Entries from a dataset
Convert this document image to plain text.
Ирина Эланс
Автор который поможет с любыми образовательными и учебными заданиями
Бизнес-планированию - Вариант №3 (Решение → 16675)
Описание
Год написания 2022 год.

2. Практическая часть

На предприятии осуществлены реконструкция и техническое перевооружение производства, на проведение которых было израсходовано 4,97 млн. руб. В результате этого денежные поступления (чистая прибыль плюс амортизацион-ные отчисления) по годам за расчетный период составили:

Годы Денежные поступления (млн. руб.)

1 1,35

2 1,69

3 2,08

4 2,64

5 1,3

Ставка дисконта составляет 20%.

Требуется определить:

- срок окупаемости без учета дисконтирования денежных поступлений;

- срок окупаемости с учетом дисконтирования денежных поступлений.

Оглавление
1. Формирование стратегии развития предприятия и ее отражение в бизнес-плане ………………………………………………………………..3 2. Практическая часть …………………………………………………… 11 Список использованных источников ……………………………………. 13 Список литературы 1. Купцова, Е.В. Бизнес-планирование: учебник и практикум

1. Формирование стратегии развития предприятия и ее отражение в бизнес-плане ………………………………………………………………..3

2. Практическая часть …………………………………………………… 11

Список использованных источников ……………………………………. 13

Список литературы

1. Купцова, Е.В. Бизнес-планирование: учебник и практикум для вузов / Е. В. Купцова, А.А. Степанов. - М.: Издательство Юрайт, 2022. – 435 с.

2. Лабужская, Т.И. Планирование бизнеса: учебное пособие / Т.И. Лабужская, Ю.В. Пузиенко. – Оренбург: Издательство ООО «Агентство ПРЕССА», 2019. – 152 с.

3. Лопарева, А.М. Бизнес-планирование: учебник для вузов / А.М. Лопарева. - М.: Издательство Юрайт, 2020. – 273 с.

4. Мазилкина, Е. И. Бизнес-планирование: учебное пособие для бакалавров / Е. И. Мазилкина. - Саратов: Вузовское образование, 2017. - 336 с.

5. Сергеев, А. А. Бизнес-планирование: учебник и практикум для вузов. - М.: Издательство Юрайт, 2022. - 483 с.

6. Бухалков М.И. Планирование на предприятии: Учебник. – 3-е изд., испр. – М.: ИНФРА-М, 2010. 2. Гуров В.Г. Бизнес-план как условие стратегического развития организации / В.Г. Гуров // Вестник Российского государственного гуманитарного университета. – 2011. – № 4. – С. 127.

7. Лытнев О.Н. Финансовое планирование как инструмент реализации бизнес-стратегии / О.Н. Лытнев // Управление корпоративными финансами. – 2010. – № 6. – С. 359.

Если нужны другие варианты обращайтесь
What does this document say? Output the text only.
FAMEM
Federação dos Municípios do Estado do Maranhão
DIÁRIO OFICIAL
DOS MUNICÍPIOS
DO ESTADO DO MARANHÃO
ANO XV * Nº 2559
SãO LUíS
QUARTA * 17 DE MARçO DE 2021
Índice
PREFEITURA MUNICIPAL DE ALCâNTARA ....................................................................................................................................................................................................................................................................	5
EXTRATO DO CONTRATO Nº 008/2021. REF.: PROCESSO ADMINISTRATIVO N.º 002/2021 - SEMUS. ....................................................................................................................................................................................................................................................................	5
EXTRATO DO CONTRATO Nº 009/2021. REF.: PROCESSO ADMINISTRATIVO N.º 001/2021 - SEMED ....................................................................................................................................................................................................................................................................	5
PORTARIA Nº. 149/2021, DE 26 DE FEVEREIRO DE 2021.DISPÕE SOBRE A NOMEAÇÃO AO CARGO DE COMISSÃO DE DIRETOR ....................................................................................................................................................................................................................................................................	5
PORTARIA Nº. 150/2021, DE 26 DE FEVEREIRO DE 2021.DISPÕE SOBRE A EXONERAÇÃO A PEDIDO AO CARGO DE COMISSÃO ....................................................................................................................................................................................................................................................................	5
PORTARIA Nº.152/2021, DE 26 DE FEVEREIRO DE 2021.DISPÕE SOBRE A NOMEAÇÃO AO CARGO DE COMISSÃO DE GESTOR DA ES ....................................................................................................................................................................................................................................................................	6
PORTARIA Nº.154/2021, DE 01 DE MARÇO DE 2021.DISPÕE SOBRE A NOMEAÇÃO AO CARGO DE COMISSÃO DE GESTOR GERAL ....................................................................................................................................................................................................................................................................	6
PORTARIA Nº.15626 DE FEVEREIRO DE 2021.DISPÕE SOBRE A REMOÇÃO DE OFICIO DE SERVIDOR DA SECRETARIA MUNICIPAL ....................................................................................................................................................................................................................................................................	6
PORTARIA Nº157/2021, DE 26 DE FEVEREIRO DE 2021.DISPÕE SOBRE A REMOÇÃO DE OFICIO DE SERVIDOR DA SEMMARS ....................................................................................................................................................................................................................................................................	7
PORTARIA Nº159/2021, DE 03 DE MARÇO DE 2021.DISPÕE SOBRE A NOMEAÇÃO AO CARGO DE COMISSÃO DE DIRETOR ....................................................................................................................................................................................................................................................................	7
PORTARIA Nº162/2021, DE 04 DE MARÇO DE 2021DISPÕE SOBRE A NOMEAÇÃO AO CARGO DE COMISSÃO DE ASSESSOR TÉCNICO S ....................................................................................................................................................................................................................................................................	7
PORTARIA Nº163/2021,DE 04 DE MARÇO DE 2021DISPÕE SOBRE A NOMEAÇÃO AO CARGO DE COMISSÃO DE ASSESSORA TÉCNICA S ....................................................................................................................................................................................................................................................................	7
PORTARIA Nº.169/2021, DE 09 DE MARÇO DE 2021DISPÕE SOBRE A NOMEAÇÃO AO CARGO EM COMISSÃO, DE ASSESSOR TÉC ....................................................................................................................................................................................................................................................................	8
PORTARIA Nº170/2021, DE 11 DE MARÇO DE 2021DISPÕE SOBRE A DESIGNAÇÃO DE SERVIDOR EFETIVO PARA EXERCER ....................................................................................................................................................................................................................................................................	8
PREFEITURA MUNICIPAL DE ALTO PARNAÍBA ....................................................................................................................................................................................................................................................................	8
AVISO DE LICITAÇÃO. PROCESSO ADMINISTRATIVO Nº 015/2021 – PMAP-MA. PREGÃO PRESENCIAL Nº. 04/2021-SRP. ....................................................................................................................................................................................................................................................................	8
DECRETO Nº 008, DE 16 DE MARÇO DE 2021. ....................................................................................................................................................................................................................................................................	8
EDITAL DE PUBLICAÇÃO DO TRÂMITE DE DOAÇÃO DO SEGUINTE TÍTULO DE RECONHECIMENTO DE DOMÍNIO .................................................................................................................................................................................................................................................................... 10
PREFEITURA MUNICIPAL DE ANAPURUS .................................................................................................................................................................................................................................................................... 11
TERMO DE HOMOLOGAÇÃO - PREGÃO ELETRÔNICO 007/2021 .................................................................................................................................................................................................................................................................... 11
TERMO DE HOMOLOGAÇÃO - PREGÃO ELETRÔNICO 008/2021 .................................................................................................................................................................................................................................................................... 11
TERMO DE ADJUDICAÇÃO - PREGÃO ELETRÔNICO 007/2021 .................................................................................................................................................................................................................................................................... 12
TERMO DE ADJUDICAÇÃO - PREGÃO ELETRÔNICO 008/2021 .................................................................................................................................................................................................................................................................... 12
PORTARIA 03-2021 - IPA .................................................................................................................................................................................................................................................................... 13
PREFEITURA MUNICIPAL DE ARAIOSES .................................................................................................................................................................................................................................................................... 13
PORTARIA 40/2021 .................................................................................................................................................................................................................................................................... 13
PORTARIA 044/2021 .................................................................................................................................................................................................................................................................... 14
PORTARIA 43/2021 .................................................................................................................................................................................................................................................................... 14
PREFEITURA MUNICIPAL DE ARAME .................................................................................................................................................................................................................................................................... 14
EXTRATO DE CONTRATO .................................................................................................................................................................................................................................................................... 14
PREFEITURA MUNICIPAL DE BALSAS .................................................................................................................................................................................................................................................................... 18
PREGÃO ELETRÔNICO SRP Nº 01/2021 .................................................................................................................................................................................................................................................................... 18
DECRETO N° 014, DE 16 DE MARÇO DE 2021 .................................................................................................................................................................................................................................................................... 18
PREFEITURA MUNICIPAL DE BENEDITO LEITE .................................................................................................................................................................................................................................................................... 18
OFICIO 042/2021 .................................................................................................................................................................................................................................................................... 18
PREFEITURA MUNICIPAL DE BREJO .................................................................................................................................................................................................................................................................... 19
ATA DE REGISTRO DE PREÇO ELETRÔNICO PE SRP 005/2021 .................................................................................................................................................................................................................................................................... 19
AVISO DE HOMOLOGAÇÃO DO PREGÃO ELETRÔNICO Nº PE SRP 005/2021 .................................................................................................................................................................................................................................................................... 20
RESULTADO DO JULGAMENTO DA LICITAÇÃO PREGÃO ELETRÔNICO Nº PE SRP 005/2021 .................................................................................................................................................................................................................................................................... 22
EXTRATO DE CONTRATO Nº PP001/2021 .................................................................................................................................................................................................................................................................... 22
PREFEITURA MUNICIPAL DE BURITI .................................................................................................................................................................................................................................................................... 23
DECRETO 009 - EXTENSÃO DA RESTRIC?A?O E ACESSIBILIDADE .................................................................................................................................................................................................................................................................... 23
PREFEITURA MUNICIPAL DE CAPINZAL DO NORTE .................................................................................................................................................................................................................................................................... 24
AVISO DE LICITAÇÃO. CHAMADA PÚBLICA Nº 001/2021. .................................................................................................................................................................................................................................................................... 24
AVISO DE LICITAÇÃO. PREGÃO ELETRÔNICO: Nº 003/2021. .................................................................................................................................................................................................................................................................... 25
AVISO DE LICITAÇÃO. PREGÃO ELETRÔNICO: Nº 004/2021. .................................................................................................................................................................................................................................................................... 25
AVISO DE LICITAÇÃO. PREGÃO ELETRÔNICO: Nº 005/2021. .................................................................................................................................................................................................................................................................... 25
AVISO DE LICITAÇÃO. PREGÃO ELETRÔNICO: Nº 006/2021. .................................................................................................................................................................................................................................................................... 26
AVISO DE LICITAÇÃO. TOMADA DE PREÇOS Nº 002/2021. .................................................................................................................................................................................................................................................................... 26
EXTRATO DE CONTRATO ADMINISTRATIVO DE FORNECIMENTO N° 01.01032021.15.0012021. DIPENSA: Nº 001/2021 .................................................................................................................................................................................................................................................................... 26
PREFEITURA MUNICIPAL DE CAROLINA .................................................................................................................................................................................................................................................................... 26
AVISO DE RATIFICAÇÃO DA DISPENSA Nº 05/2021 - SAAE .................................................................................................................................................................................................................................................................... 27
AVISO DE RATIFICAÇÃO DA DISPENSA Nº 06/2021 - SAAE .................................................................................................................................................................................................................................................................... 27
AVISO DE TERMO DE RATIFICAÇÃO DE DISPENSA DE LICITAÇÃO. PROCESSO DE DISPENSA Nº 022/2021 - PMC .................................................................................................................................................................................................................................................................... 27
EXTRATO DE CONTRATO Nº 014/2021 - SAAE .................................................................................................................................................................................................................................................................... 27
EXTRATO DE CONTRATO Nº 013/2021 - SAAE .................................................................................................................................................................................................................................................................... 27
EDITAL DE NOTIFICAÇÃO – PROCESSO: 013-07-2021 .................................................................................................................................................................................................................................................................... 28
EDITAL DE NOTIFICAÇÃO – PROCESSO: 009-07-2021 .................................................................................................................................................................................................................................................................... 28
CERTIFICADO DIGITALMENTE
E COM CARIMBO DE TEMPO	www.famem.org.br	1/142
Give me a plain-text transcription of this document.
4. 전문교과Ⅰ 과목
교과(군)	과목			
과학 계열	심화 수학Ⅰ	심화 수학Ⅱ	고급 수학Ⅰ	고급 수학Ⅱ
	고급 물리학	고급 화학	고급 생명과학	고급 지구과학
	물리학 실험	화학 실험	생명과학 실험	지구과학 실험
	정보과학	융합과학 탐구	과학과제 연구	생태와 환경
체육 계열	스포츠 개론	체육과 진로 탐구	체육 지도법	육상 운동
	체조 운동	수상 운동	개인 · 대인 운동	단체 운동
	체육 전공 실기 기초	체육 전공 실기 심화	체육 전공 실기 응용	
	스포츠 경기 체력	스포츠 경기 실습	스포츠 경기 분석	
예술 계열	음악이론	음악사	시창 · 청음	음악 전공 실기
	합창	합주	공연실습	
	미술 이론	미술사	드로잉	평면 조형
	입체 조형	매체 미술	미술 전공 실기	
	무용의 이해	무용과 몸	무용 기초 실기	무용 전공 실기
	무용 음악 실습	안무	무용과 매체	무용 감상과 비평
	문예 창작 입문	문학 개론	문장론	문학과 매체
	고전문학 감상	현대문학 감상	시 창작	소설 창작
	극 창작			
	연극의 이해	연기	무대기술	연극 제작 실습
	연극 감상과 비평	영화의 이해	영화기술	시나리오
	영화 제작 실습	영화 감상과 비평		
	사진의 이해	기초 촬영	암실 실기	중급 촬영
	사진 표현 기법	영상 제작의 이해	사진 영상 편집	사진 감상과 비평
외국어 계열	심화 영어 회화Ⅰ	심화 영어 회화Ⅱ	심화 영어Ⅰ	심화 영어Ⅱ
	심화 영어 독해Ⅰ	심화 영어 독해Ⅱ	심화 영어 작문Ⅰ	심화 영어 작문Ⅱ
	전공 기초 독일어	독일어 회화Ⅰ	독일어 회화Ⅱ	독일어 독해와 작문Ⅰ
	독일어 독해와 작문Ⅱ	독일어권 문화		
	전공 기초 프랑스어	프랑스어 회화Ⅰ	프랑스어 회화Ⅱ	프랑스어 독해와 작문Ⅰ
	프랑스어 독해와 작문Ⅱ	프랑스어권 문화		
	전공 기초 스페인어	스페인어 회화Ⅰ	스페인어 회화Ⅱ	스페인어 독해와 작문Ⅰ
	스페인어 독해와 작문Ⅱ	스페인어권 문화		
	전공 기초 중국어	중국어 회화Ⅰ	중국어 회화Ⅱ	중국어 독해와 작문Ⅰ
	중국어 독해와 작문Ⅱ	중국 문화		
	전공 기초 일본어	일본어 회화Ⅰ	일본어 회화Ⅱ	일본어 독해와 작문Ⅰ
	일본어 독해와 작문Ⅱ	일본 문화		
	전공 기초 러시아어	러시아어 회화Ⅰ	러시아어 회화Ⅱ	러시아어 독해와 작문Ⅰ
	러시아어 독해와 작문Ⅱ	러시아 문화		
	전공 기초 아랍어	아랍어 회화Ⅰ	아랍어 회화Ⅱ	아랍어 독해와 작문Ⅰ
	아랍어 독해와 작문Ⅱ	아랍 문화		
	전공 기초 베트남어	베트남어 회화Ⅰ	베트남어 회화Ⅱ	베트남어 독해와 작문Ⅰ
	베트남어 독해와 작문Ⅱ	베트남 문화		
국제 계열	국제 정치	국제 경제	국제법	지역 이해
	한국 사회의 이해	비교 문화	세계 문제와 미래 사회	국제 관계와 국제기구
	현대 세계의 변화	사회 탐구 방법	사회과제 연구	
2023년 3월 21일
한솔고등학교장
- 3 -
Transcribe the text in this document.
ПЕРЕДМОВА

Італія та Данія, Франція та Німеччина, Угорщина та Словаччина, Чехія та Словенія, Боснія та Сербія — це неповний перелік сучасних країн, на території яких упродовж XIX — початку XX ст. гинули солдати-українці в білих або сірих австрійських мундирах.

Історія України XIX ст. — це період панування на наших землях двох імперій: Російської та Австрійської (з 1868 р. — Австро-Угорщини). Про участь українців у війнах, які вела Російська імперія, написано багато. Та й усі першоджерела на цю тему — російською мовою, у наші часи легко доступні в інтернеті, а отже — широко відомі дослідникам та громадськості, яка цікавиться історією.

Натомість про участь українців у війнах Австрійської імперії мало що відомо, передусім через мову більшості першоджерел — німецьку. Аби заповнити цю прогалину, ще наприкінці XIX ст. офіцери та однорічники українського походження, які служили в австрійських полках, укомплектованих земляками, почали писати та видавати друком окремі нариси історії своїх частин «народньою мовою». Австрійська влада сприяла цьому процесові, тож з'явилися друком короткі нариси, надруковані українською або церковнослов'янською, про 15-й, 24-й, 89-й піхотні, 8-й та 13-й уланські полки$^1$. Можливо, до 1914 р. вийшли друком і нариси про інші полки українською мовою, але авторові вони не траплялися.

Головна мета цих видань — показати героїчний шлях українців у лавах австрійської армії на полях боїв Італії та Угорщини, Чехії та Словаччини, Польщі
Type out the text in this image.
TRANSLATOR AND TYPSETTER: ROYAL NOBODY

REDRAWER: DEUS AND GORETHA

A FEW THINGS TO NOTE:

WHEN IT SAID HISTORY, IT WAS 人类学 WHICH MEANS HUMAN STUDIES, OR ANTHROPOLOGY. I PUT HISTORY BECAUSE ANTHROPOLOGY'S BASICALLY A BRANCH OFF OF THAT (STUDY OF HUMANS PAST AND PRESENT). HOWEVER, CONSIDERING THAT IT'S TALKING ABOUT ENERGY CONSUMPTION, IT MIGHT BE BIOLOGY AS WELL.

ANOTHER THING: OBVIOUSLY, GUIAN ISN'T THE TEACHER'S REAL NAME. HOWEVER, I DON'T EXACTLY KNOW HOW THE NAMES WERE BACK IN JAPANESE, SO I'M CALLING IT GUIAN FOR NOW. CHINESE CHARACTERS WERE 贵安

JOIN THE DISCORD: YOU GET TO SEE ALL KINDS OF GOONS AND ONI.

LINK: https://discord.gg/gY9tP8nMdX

**TASK DETAILS**
Repeat the line containing "Transcribe the text in this document." and all subsequent lines through the final line of the data, exactly and with no others.

**SOLUTION**
Transcribe the text in this document.
ПЕРЕДМОВА

Італія та Данія, Франція та Німеччина, Угорщина та Словаччина, Чехія та Словенія, Боснія та Сербія — це неповний перелік сучасних країн, на території яких упродовж XIX — початку XX ст. гинули солдати-українці в білих або сірих австрійських мундирах.

Історія України XIX ст. — це період панування на наших землях двох імперій: Російської та Австрійської (з 1868 р. — Австро-Угорщини). Про участь українців у війнах, які вела Російська імперія, написано багато. Та й усі першоджерела на цю тему — російською мовою, у наші часи легко доступні в інтернеті, а отже — широко відомі дослідникам та громадськості, яка цікавиться історією.

Натомість про участь українців у війнах Австрійської імперії мало що відомо, передусім через мову більшості першоджерел — німецьку. Аби заповнити цю прогалину, ще наприкінці XIX ст. офіцери та однорічники українського походження, які служили в австрійських полках, укомплектованих земляками, почали писати та видавати друком окремі нариси історії своїх частин «народньою мовою». Австрійська влада сприяла цьому процесові, тож з'явилися друком короткі нариси, надруковані українською або церковнослов'янською, про 15-й, 24-й, 89-й піхотні, 8-й та 13-й уланські полки$^1$. Можливо, до 1914 р. вийшли друком і нариси про інші полки українською мовою, але авторові вони не траплялися.

Головна мета цих видань — показати героїчний шлях українців у лавах австрійської армії на полях боїв Італії та Угорщини, Чехії та Словаччини, Польщі
Type out the text in this image.
TRANSLATOR AND TYPSETTER: ROYAL NOBODY

REDRAWER: DEUS AND GORETHA

A FEW THINGS TO NOTE:

WHEN IT SAID HISTORY, IT WAS 人类学 WHICH MEANS HUMAN STUDIES, OR ANTHROPOLOGY. I PUT HISTORY BECAUSE ANTHROPOLOGY'S BASICALLY A BRANCH OFF OF THAT (STUDY OF HUMANS PAST AND PRESENT). HOWEVER, CONSIDERING THAT IT'S TALKING ABOUT ENERGY CONSUMPTION, IT MIGHT BE BIOLOGY AS WELL.

ANOTHER THING: OBVIOUSLY, GUIAN ISN'T THE TEACHER'S REAL NAME. HOWEVER, I DON'T EXACTLY KNOW HOW THE NAMES WERE BACK IN JAPANESE, SO I'M CALLING IT GUIAN FOR NOW. CHINESE CHARACTERS WERE 贵安

JOIN THE DISCORD: YOU GET TO SEE ALL KINDS OF GOONS AND ONI.

LINK: https://discord.gg/gY9tP8nMdX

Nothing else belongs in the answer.